(Supplied data):
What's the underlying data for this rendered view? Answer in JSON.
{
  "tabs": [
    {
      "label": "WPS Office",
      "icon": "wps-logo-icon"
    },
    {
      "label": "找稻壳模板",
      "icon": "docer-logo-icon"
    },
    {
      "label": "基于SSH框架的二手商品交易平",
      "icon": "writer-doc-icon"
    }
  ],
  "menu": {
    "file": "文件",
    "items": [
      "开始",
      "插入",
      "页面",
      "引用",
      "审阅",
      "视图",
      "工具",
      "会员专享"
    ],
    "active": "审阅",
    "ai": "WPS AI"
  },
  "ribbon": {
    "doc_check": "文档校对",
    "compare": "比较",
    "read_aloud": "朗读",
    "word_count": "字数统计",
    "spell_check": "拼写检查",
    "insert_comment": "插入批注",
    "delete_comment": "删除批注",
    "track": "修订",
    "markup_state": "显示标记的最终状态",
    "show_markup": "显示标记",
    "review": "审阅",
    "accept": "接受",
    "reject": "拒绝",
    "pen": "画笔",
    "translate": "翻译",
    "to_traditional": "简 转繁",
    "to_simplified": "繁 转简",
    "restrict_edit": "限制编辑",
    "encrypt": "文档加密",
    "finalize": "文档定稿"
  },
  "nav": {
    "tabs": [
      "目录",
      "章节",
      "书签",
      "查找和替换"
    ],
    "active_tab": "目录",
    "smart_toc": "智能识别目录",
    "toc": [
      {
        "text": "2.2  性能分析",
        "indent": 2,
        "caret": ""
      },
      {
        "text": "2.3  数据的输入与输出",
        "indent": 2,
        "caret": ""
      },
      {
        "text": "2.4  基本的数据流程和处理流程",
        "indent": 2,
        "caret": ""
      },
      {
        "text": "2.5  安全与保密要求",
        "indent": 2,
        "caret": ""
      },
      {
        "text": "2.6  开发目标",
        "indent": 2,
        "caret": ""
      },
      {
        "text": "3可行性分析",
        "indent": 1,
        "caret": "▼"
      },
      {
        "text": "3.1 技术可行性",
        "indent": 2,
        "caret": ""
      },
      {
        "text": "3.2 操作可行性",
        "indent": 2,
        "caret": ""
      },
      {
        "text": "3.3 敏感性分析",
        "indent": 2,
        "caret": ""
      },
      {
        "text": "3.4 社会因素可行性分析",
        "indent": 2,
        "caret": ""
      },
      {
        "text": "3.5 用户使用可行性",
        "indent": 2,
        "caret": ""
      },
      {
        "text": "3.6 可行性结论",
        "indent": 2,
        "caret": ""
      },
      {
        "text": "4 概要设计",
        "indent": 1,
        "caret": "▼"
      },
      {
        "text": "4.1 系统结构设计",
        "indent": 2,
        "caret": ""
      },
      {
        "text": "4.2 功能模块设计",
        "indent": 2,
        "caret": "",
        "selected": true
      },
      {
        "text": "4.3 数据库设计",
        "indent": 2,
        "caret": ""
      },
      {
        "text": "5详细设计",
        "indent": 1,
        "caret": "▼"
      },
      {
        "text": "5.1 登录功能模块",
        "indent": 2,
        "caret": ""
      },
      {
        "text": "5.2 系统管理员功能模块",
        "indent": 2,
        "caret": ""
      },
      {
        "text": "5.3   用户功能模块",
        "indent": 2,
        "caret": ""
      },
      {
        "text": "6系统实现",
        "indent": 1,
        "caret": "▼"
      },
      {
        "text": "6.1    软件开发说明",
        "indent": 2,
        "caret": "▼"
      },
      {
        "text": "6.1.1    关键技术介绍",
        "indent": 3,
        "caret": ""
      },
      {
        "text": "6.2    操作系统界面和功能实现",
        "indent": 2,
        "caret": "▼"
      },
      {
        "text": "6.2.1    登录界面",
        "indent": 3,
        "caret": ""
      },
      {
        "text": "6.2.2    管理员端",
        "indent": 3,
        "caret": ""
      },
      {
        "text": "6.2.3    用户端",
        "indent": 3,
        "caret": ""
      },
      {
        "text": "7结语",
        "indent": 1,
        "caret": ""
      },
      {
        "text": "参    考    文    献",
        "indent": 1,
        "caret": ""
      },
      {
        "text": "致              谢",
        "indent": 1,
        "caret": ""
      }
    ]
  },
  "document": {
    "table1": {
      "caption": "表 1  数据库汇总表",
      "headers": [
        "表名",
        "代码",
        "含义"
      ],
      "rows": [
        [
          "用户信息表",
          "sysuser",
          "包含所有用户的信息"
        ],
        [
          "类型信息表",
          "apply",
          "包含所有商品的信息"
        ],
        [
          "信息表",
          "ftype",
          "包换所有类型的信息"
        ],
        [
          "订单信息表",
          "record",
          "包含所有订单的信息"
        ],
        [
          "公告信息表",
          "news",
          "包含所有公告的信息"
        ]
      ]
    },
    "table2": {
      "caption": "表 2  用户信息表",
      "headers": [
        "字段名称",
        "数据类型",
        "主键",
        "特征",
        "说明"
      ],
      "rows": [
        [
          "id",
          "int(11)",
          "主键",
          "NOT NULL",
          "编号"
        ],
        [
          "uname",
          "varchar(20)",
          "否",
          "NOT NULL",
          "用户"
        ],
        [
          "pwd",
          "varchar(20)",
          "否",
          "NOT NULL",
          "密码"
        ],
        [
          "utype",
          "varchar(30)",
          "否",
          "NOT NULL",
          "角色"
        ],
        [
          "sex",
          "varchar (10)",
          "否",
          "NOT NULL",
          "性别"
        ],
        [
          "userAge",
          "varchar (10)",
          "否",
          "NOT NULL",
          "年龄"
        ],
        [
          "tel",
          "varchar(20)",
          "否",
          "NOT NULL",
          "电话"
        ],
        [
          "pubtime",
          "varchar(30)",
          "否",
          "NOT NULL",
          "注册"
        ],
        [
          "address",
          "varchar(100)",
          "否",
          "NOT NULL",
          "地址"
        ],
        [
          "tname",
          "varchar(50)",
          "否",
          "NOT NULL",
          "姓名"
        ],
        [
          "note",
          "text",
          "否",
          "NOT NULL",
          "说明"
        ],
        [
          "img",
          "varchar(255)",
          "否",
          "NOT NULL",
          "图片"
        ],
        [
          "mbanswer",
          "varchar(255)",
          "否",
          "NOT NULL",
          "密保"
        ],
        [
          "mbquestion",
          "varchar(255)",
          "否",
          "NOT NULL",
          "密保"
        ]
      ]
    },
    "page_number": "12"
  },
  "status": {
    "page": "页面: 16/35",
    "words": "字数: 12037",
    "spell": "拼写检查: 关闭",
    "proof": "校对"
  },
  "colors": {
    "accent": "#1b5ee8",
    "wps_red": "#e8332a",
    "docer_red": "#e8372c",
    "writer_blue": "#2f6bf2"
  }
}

(Required work):
Every line of the data above should be copied exactly.

(Final answer):
What's the underlying data for this rendered view? Answer in JSON.
{
  "tabs": [
    {
      "label": "WPS Office",
      "icon": "wps-logo-icon"
    },
    {
      "label": "找稻壳模板",
      "icon": "docer-logo-icon"
    },
    {
      "label": "基于SSH框架的二手商品交易平",
      "icon": "writer-doc-icon"
    }
  ],
  "menu": {
    "file": "文件",
    "items": [
      "开始",
      "插入",
      "页面",
      "引用",
      "审阅",
      "视图",
      "工具",
      "会员专享"
    ],
    "active": "审阅",
    "ai": "WPS AI"
  },
  "ribbon": {
    "doc_check": "文档校对",
    "compare": "比较",
    "read_aloud": "朗读",
    "word_count": "字数统计",
    "spell_check": "拼写检查",
    "insert_comment": "插入批注",
    "delete_comment": "删除批注",
    "track": "修订",
    "markup_state": "显示标记的最终状态",
    "show_markup": "显示标记",
    "review": "审阅",
    "accept": "接受",
    "reject": "拒绝",
    "pen": "画笔",
    "translate": "翻译",
    "to_traditional": "简 转繁",
    "to_simplified": "繁 转简",
    "restrict_edit": "限制编辑",
    "encrypt": "文档加密",
    "finalize": "文档定稿"
  },
  "nav": {
    "tabs": [
      "目录",
      "章节",
      "书签",
      "查找和替换"
    ],
    "active_tab": "目录",
    "smart_toc": "智能识别目录",
    "toc": [
      {
        "text": "2.2  性能分析",
        "indent": 2,
        "caret": ""
      },
      {
        "text": "2.3  数据的输入与输出",
        "indent": 2,
        "caret": ""
      },
      {
        "text": "2.4  基本的数据流程和处理流程",
        "indent": 2,
        "caret": ""
      },
      {
        "text": "2.5  安全与保密要求",
        "indent": 2,
        "caret": ""
      },
      {
        "text": "2.6  开发目标",
        "indent": 2,
        "caret": ""
      },
      {
        "text": "3可行性分析",
        "indent": 1,
        "caret": "▼"
      },
      {
        "text": "3.1 技术可行性",
        "indent": 2,
        "caret": ""
      },
      {
        "text": "3.2 操作可行性",
        "indent": 2,
        "caret": ""
      },
      {
        "text": "3.3 敏感性分析",
        "indent": 2,
        "caret": ""
      },
      {
        "text": "3.4 社会因素可行性分析",
        "indent": 2,
        "caret": ""
      },
      {
        "text": "3.5 用户使用可行性",
        "indent": 2,
        "caret": ""
      },
      {
        "text": "3.6 可行性结论",
        "indent": 2,
        "caret": ""
      },
      {
        "text": "4 概要设计",
        "indent": 1,
        "caret": "▼"
      },
      {
        "text": "4.1 系统结构设计",
        "indent": 2,
        "caret": ""
      },
      {
        "text": "4.2 功能模块设计",
        "indent": 2,
        "caret": "",
        "selected": true
      },
      {
        "text": "4.3 数据库设计",
        "indent": 2,
        "caret": ""
      },
      {
        "text": "5详细设计",
        "indent": 1,
        "caret": "▼"
      },
      {
        "text": "5.1 登录功能模块",
        "indent": 2,
        "caret": ""
      },
      {
        "text": "5.2 系统管理员功能模块",
        "indent": 2,
        "caret": ""
      },
      {
        "text": "5.3   用户功能模块",
        "indent": 2,
        "caret": ""
      },
      {
        "text": "6系统实现",
        "indent": 1,
        "caret": "▼"
      },
      {
        "text": "6.1    软件开发说明",
        "indent": 2,
        "caret": "▼"
      },
      {
        "text": "6.1.1    关键技术介绍",
        "indent": 3,
        "caret": ""
      },
      {
        "text": "6.2    操作系统界面和功能实现",
        "indent": 2,
        "caret": "▼"
      },
      {
        "text": "6.2.1    登录界面",
        "indent": 3,
        "caret": ""
      },
      {
        "text": "6.2.2    管理员端",
        "indent": 3,
        "caret": ""
      },
      {
        "text": "6.2.3    用户端",
        "indent": 3,
        "caret": ""
      },
      {
        "text": "7结语",
        "indent": 1,
        "caret": ""
      },
      {
        "text": "参    考    文    献",
        "indent": 1,
        "caret": ""
      },
      {
        "text": "致              谢",
        "indent": 1,
        "caret": ""
      }
    ]
  },
  "document": {
    "table1": {
      "caption": "表 1  数据库汇总表",
      "headers": [
        "表名",
        "代码",
        "含义"
      ],
      "rows": [
        [
          "用户信息表",
          "sysuser",
          "包含所有用户的信息"
        ],
        [
          "类型信息表",
          "apply",
          "包含所有商品的信息"
        ],
        [
          "信息表",
          "ftype",
          "包换所有类型的信息"
        ],
        [
          "订单信息表",
          "record",
          "包含所有订单的信息"
        ],
        [
          "公告信息表",
          "news",
          "包含所有公告的信息"
        ]
      ]
    },
    "table2": {
      "caption": "表 2  用户信息表",
      "headers": [
        "字段名称",
        "数据类型",
        "主键",
        "特征",
        "说明"
      ],
      "rows": [
        [
          "id",
          "int(11)",
          "主键",
          "NOT NULL",
          "编号"
        ],
        [
          "uname",
          "varchar(20)",
          "否",
          "NOT NULL",
          "用户"
        ],
        [
          "pwd",
          "varchar(20)",
          "否",
          "NOT NULL",
          "密码"
        ],
        [
          "utype",
          "varchar(30)",
          "否",
          "NOT NULL",
          "角色"
        ],
        [
          "sex",
          "varchar (10)",
          "否",
          "NOT NULL",
          "性别"
        ],
        [
          "userAge",
          "varchar (10)",
          "否",
          "NOT NULL",
          "年龄"
        ],
        [
          "tel",
          "varchar(20)",
          "否",
          "NOT NULL",
          "电话"
        ],
        [
          "pubtime",
          "varchar(30)",
          "否",
          "NOT NULL",
          "注册"
        ],
        [
          "address",
          "varchar(100)",
          "否",
          "NOT NULL",
          "地址"
        ],
        [
          "tname",
          "varchar(50)",
          "否",
          "NOT NULL",
          "姓名"
        ],
        [
          "note",
          "text",
          "否",
          "NOT NULL",
          "说明"
        ],
        [
          "img",
          "varchar(255)",
          "否",
          "NOT NULL",
          "图片"
        ],
        [
          "mbanswer",
          "varchar(255)",
          "否",
          "NOT NULL",
          "密保"
        ],
        [
          "mbquestion",
          "varchar(255)",
          "否",
          "NOT NULL",
          "密保"
        ]
      ]
    },
    "page_number": "12"
  },
  "status": {
    "page": "页面: 16/35",
    "words": "字数: 12037",
    "spell": "拼写检查: 关闭",
    "proof": "校对"
  },
  "colors": {
    "accent": "#1b5ee8",
    "wps_red": "#e8332a",
    "docer_red": "#e8372c",
    "writer_blue": "#2f6bf2"
  }
}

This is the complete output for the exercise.